Stored data

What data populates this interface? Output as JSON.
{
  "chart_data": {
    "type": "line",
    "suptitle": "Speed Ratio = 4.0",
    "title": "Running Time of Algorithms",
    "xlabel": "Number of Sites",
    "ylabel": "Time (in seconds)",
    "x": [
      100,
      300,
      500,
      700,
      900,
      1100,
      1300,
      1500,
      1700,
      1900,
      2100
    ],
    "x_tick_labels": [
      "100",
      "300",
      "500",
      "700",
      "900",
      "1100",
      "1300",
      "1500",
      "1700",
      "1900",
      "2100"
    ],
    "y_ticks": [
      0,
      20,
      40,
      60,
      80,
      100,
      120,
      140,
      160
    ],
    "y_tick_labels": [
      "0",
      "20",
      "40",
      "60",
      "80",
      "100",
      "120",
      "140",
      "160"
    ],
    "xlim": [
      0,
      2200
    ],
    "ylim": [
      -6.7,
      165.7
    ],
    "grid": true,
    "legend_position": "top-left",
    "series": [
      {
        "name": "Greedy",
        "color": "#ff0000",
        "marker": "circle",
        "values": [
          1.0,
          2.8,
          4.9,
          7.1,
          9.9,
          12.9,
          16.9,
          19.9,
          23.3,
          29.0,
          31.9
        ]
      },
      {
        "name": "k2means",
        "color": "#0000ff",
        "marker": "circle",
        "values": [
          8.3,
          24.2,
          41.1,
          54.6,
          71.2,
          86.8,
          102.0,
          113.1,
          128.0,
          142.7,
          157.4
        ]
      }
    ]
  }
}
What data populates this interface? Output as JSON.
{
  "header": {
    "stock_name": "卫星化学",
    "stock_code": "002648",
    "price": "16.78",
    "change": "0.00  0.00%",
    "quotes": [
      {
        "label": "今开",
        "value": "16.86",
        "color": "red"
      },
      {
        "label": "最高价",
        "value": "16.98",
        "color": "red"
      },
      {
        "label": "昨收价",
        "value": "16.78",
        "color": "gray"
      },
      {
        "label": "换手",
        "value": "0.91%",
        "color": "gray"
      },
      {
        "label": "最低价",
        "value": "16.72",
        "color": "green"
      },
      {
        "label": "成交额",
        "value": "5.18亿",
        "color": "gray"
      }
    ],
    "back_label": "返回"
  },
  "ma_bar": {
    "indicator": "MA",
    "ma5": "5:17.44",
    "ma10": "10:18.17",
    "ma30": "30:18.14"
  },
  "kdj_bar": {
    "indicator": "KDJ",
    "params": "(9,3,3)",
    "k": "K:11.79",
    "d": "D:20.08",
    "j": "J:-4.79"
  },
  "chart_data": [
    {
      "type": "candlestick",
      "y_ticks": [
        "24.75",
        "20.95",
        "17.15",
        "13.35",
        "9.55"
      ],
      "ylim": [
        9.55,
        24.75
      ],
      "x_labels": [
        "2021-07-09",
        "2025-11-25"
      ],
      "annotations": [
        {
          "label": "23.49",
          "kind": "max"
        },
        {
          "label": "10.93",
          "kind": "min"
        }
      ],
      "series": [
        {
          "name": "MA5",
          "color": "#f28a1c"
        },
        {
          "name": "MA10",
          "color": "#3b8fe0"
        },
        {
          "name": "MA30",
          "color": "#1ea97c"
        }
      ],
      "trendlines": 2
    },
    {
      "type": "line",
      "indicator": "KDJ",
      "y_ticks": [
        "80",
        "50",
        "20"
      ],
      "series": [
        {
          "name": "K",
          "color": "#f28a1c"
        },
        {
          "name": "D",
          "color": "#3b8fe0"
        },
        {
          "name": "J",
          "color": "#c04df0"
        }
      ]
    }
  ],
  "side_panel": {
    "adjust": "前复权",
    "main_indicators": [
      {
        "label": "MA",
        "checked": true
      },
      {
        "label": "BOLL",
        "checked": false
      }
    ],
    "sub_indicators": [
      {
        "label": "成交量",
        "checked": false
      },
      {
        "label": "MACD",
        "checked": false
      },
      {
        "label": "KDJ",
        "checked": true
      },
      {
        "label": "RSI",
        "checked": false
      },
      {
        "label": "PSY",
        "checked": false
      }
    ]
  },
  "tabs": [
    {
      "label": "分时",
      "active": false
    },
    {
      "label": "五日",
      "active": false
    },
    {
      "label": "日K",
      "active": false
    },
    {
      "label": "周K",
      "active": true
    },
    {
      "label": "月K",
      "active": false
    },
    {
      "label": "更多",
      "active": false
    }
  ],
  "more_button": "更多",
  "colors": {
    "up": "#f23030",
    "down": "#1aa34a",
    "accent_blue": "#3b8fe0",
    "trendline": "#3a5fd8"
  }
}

PROBLEM REQUIREMENTS: Return the full listing, character for character.

COMPLETE ANSWER:
What data populates this interface? Output as JSON.
{
  "chart_data": {
    "type": "line",
    "suptitle": "Speed Ratio = 4.0",
    "title": "Running Time of Algorithms",
    "xlabel": "Number of Sites",
    "ylabel": "Time (in seconds)",
    "x": [
      100,
      300,
      500,
      700,
      900,
      1100,
      1300,
      1500,
      1700,
      1900,
      2100
    ],
    "x_tick_labels": [
      "100",
      "300",
      "500",
      "700",
      "900",
      "1100",
      "1300",
      "1500",
      "1700",
      "1900",
      "2100"
    ],
    "y_ticks": [
      0,
      20,
      40,
      60,
      80,
      100,
      120,
      140,
      160
    ],
    "y_tick_labels": [
      "0",
      "20",
      "40",
      "60",
      "80",
      "100",
      "120",
      "140",
      "160"
    ],
    "xlim": [
      0,
      2200
    ],
    "ylim": [
      -6.7,
      165.7
    ],
    "grid": true,
    "legend_position": "top-left",
    "series": [
      {
        "name": "Greedy",
        "color": "#ff0000",
        "marker": "circle",
        "values": [
          1.0,
          2.8,
          4.9,
          7.1,
          9.9,
          12.9,
          16.9,
          19.9,
          23.3,
          29.0,
          31.9
        ]
      },
      {
        "name": "k2means",
        "color": "#0000ff",
        "marker": "circle",
        "values": [
          8.3,
          24.2,
          41.1,
          54.6,
          71.2,
          86.8,
          102.0,
          113.1,
          128.0,
          142.7,
          157.4
        ]
      }
    ]
  }
}
What data populates this interface? Output as JSON.
{
  "header": {
    "stock_name": "卫星化学",
    "stock_code": "002648",
    "price": "16.78",
    "change": "0.00  0.00%",
    "quotes": [
      {
        "label": "今开",
        "value": "16.86",
        "color": "red"
      },
      {
        "label": "最高价",
        "value": "16.98",
        "color": "red"
      },
      {
        "label": "昨收价",
        "value": "16.78",
        "color": "gray"
      },
      {
        "label": "换手",
        "value": "0.91%",
        "color": "gray"
      },
      {
        "label": "最低价",
        "value": "16.72",
        "color": "green"
      },
      {
        "label": "成交额",
        "value": "5.18亿",
        "color": "gray"
      }
    ],
    "back_label": "返回"
  },
  "ma_bar": {
    "indicator": "MA",
    "ma5": "5:17.44",
    "ma10": "10:18.17",
    "ma30": "30:18.14"
  },
  "kdj_bar": {
    "indicator": "KDJ",
    "params": "(9,3,3)",
    "k": "K:11.79",
    "d": "D:20.08",
    "j": "J:-4.79"
  },
  "chart_data": [
    {
      "type": "candlestick",
      "y_ticks": [
        "24.75",
        "20.95",
        "17.15",
        "13.35",
        "9.55"
      ],
      "ylim": [
        9.55,
        24.75
      ],
      "x_labels": [
        "2021-07-09",
        "2025-11-25"
      ],
      "annotations": [
        {
          "label": "23.49",
          "kind": "max"
        },
        {
          "label": "10.93",
          "kind": "min"
        }
      ],
      "series": [
        {
          "name": "MA5",
          "color": "#f28a1c"
        },
        {
          "name": "MA10",
          "color": "#3b8fe0"
        },
        {
          "name": "MA30",
          "color": "#1ea97c"
        }
      ],
      "trendlines": 2
    },
    {
      "type": "line",
      "indicator": "KDJ",
      "y_ticks": [
        "80",
        "50",
        "20"
      ],
      "series": [
        {
          "name": "K",
          "color": "#f28a1c"
        },
        {
          "name": "D",
          "color": "#3b8fe0"
        },
        {
          "name": "J",
          "color": "#c04df0"
        }
      ]
    }
  ],
  "side_panel": {
    "adjust": "前复权",
    "main_indicators": [
      {
        "label": "MA",
        "checked": true
      },
      {
        "label": "BOLL",
        "checked": false
      }
    ],
    "sub_indicators": [
      {
        "label": "成交量",
        "checked": false
      },
      {
        "label": "MACD",
        "checked": false
      },
      {
        "label": "KDJ",
        "checked": true
      },
      {
        "label": "RSI",
        "checked": false
      },
      {
        "label": "PSY",
        "checked": false
      }
    ]
  },
  "tabs": [
    {
      "label": "分时",
      "active": false
    },
    {
      "label": "五日",
      "active": false
    },
    {
      "label": "日K",
      "active": false
    },
    {
      "label": "周K",
      "active": true
    },
    {
      "label": "月K",
      "active": false
    },
    {
      "label": "更多",
      "active": false
    }
  ],
  "more_button": "更多",
  "colors": {
    "up": "#f23030",
    "down": "#1aa34a",
    "accent_blue": "#3b8fe0",
    "trendline": "#3a5fd8"
  }
}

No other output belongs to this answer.